* Work to do
Copy out all of the material, matching it word for word.
----
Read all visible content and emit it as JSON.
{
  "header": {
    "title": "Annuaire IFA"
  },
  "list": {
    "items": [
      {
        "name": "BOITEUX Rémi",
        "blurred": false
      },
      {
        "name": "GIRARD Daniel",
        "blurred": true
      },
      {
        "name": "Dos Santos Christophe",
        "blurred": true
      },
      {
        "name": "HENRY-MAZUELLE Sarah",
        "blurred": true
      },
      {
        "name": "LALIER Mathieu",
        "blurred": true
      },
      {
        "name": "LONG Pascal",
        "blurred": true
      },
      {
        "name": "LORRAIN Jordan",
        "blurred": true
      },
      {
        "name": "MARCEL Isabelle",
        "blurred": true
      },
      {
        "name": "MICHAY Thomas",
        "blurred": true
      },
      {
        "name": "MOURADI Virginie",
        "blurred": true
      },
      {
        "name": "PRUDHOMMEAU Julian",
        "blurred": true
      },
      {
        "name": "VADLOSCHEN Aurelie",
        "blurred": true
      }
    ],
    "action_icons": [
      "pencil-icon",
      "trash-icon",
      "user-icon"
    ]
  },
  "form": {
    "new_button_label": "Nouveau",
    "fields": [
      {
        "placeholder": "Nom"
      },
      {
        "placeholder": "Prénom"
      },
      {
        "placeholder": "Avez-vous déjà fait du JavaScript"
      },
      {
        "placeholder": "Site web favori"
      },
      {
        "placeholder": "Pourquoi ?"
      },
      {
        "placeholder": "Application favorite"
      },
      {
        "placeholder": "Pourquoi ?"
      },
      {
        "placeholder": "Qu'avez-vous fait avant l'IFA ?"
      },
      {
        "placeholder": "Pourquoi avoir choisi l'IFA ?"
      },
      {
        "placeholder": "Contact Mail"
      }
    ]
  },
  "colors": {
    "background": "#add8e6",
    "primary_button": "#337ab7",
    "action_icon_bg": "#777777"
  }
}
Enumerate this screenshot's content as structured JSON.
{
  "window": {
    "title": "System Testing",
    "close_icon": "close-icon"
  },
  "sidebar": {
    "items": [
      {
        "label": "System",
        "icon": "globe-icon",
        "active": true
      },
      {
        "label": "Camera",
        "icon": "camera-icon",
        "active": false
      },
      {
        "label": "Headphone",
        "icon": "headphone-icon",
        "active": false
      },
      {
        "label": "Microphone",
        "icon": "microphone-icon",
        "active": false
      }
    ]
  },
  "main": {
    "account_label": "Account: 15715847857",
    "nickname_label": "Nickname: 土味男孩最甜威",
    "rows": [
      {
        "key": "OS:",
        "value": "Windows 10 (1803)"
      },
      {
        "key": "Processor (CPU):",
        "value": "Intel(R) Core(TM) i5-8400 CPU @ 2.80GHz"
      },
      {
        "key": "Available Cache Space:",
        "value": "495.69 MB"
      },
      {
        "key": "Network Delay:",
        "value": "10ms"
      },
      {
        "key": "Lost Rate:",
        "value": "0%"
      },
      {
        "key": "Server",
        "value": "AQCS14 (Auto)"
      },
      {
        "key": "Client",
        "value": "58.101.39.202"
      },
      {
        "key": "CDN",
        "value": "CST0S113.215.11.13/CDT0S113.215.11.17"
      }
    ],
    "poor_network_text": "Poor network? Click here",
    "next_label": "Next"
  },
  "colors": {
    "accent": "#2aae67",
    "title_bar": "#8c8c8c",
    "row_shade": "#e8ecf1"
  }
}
----
* Right answer
Read all visible content and emit it as JSON.
{
  "header": {
    "title": "Annuaire IFA"
  },
  "list": {
    "items": [
      {
        "name": "BOITEUX Rémi",
        "blurred": false
      },
      {
        "name": "GIRARD Daniel",
        "blurred": true
      },
      {
        "name": "Dos Santos Christophe",
        "blurred": true
      },
      {
        "name": "HENRY-MAZUELLE Sarah",
        "blurred": true
      },
      {
        "name": "LALIER Mathieu",
        "blurred": true
      },
      {
        "name": "LONG Pascal",
        "blurred": true
      },
      {
        "name": "LORRAIN Jordan",
        "blurred": true
      },
      {
        "name": "MARCEL Isabelle",
        "blurred": true
      },
      {
        "name": "MICHAY Thomas",
        "blurred": true
      },
      {
        "name": "MOURADI Virginie",
        "blurred": true
      },
      {
        "name": "PRUDHOMMEAU Julian",
        "blurred": true
      },
      {
        "name": "VADLOSCHEN Aurelie",
        "blurred": true
      }
    ],
    "action_icons": [
      "pencil-icon",
      "trash-icon",
      "user-icon"
    ]
  },
  "form": {
    "new_button_label": "Nouveau",
    "fields": [
      {
        "placeholder": "Nom"
      },
      {
        "placeholder": "Prénom"
      },
      {
        "placeholder": "Avez-vous déjà fait du JavaScript"
      },
      {
        "placeholder": "Site web favori"
      },
      {
        "placeholder": "Pourquoi ?"
      },
      {
        "placeholder": "Application favorite"
      },
      {
        "placeholder": "Pourquoi ?"
      },
      {
        "placeholder": "Qu'avez-vous fait avant l'IFA ?"
      },
      {
        "placeholder": "Pourquoi avoir choisi l'IFA ?"
      },
      {
        "placeholder": "Contact Mail"
      }
    ]
  },
  "colors": {
    "background": "#add8e6",
    "primary_button": "#337ab7",
    "action_icon_bg": "#777777"
  }
}
Enumerate this screenshot's content as structured JSON.
{
  "window": {
    "title": "System Testing",
    "close_icon": "close-icon"
  },
  "sidebar": {
    "items": [
      {
        "label": "System",
        "icon": "globe-icon",
        "active": true
      },
      {
        "label": "Camera",
        "icon": "camera-icon",
        "active": false
      },
      {
        "label": "Headphone",
        "icon": "headphone-icon",
        "active": false
      },
      {
        "label": "Microphone",
        "icon": "microphone-icon",
        "active": false
      }
    ]
  },
  "main": {
    "account_label": "Account: 15715847857",
    "nickname_label": "Nickname: 土味男孩最甜威",
    "rows": [
      {
        "key": "OS:",
        "value": "Windows 10 (1803)"
      },
      {
        "key": "Processor (CPU):",
        "value": "Intel(R) Core(TM) i5-8400 CPU @ 2.80GHz"
      },
      {
        "key": "Available Cache Space:",
        "value": "495.69 MB"
      },
      {
        "key": "Network Delay:",
        "value": "10ms"
      },
      {
        "key": "Lost Rate:",
        "value": "0%"
      },
      {
        "key": "Server",
        "value": "AQCS14 (Auto)"
      },
      {
        "key": "Client",
        "value": "58.101.39.202"
      },
      {
        "key": "CDN",
        "value": "CST0S113.215.11.13/CDT0S113.215.11.17"
      }
    ],
    "poor_network_text": "Poor network? Click here",
    "next_label": "Next"
  },
  "colors": {
    "accent": "#2aae67",
    "title_bar": "#8c8c8c",
    "row_shade": "#e8ecf1"
  }
}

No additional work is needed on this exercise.